- [Passage extrait]
╔══
Lors des événements de fin juillet, l’armée congolaise a manipulé le mécontentement populaire en utilisant l’association juvénile Lucha et la Veranda Mutsanga comme accessoires. Et ils n’ont pas hésité à jouer la carte de la violence de rue jusqu’au bout en mobilisant dans les manifestations des petits groupes de combattants Maï Maï et FDLR, tous unis par la haine contre les Tutsis congolais. Il est significatif qu’à Butembo, la Véranda ait au fil des événements lancé le slogan « Opération zéro Tutsi au Kivu ». Selon certains témoins, lors des affrontements, les FDLR auraient exercé une fonction précise de provocation, tirant sur les manifestants. Ce qui expliquerait le nombre élevé de victimes dans leurs rangs.
╚══
- [Problèmes à résoudre]
a) D'après l'extrait sur les événements de fin juillet au Kivu, quel slogan la Véranda a-t-elle lancé à Butembo ?
b) Rédigez la suite de l'extrait sur les événements de fin juillet au Kivu, à partir de sa dernière phrase.

- [Données fournies]
╔══
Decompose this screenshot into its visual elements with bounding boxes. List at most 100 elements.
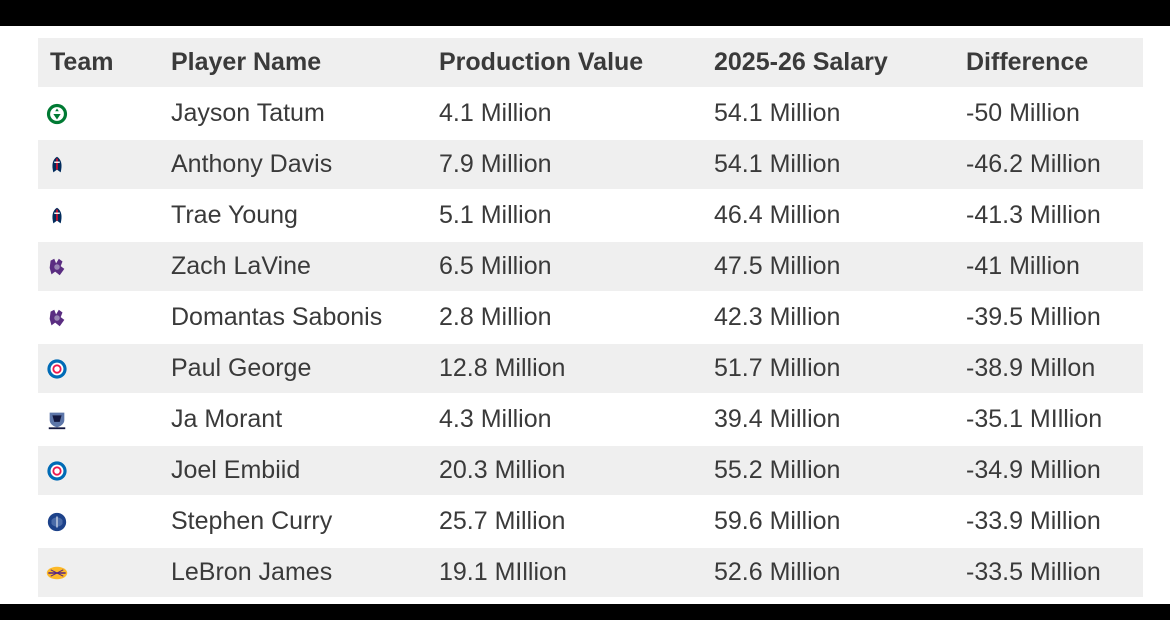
- production-value-cell: 4.1 Million: [427, 89, 698, 138]
- column-divider: [155, 38, 159, 87]
- column-divider: [698, 395, 702, 444]
- team-cell: [38, 293, 155, 342]
- player-name-cell: Paul George: [159, 344, 423, 393]
- salary-cell: 42.3 Million: [702, 293, 950, 342]
- team-cell: [38, 191, 155, 240]
- difference-cell: -46.2 Million: [954, 140, 1143, 189]
- header-production-value: Production Value: [427, 38, 698, 87]
- header-salary: 2025-26 Salary: [702, 38, 950, 87]
- column-divider: [155, 497, 159, 546]
- column-divider: [950, 344, 954, 393]
- difference-cell: -33.9 Million: [954, 497, 1143, 546]
- player-name-cell: Stephen Curry: [159, 497, 423, 546]
- salary-cell: 47.5 Million: [702, 242, 950, 291]
- difference-cell: -35.1 MIllion: [954, 395, 1143, 444]
- player-name-cell: Joel Embiid: [159, 446, 423, 495]
- column-divider: [698, 344, 702, 393]
- bottom-black-bar: [0, 604, 1170, 620]
- team-cell: [38, 344, 155, 393]
- player-name-cell: LeBron James: [159, 548, 423, 597]
- difference-cell: -38.9 Millon: [954, 344, 1143, 393]
- difference-cell: -41 Million: [954, 242, 1143, 291]
- salary-cell: 59.6 Million: [702, 497, 950, 546]
- column-divider: [155, 395, 159, 444]
- column-divider: [423, 242, 427, 291]
- warriors-logo-icon: [46, 511, 68, 533]
- salary-table: Team Player Name Production Value 2025-2…: [38, 38, 1143, 597]
- column-divider: [950, 548, 954, 597]
- column-divider: [698, 497, 702, 546]
- team-cell: [38, 89, 155, 138]
- salary-cell: 54.1 Million: [702, 89, 950, 138]
- column-divider: [423, 395, 427, 444]
- column-divider: [698, 191, 702, 240]
- column-divider: [698, 242, 702, 291]
- salary-cell: 52.6 Million: [702, 548, 950, 597]
- column-divider: [698, 38, 702, 87]
- column-divider: [423, 497, 427, 546]
- lakers-logo-icon: [46, 562, 68, 584]
- column-divider: [155, 140, 159, 189]
- player-name-cell: Zach LaVine: [159, 242, 423, 291]
- column-divider: [155, 293, 159, 342]
- column-divider: [423, 191, 427, 240]
- column-divider: [950, 89, 954, 138]
- column-divider: [950, 191, 954, 240]
- player-name-cell: Trae Young: [159, 191, 423, 240]
- salary-cell: 54.1 Million: [702, 140, 950, 189]
- top-black-bar: [0, 0, 1170, 26]
- kings-logo-icon: [46, 256, 68, 278]
- column-divider: [423, 38, 427, 87]
- header-difference: Difference: [954, 38, 1143, 87]
- column-divider: [423, 293, 427, 342]
- production-value-cell: 20.3 Million: [427, 446, 698, 495]
- column-divider: [950, 140, 954, 189]
- column-divider: [950, 395, 954, 444]
- column-divider: [155, 548, 159, 597]
- column-divider: [155, 242, 159, 291]
- difference-cell: -41.3 Million: [954, 191, 1143, 240]
- production-value-cell: 12.8 Million: [427, 344, 698, 393]
- production-value-cell: 25.7 Million: [427, 497, 698, 546]
- salary-cell: 55.2 Million: [702, 446, 950, 495]
- column-divider: [698, 293, 702, 342]
- column-divider: [423, 548, 427, 597]
- 76ers-logo-icon: [46, 358, 68, 380]
- column-divider: [950, 497, 954, 546]
- wizards-logo-icon: [46, 154, 68, 176]
- column-divider: [950, 38, 954, 87]
- header-team: Team: [38, 38, 155, 87]
- column-divider: [155, 191, 159, 240]
- salary-cell: 51.7 Million: [702, 344, 950, 393]
- column-divider: [155, 89, 159, 138]
- difference-cell: -34.9 Million: [954, 446, 1143, 495]
- grizzlies-logo-icon: [46, 409, 68, 431]
- difference-cell: -39.5 Million: [954, 293, 1143, 342]
- celtics-logo-icon: [46, 103, 68, 125]
- column-divider: [698, 446, 702, 495]
- column-divider: [698, 89, 702, 138]
- header-player-name: Player Name: [159, 38, 423, 87]
- column-divider: [950, 293, 954, 342]
- team-cell: [38, 395, 155, 444]
- production-value-cell: 19.1 MIllion: [427, 548, 698, 597]
- team-cell: [38, 140, 155, 189]
- difference-cell: -33.5 Million: [954, 548, 1143, 597]
- column-divider: [423, 344, 427, 393]
- column-divider: [155, 446, 159, 495]
- salary-cell: 46.4 Million: [702, 191, 950, 240]
- production-value-cell: 4.3 Million: [427, 395, 698, 444]
- player-name-cell: Ja Morant: [159, 395, 423, 444]
- column-divider: [423, 446, 427, 495]
- team-cell: [38, 548, 155, 597]
- column-divider: [698, 140, 702, 189]
- team-cell: [38, 446, 155, 495]
- wizards-logo-icon: [46, 205, 68, 227]
- player-name-cell: Jayson Tatum: [159, 89, 423, 138]
- player-name-cell: Domantas Sabonis: [159, 293, 423, 342]
- production-value-cell: 7.9 Million: [427, 140, 698, 189]
- player-name-cell: Anthony Davis: [159, 140, 423, 189]
- team-cell: [38, 242, 155, 291]
- column-divider: [423, 140, 427, 189]
- 76ers-logo-icon: [46, 460, 68, 482]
╚══
- [Réponses aux exercices]
a) « Opération zéro Tutsi au Kivu ».

b)
Quant à la MONUSCO, la Mission a toujours endossé, avec un silence plus que complice, tous les abus du régime depuis l’époque de la présidence de Joseph Kabila. De la falsification systématique des bulletins de vote aux crimes de guerre commis par les FARDC, le silence de l’ONU est devenu souverain et ne manque pas de soutenir une armée qui fait la guerre aux civils que ladite Mission devrait protéger.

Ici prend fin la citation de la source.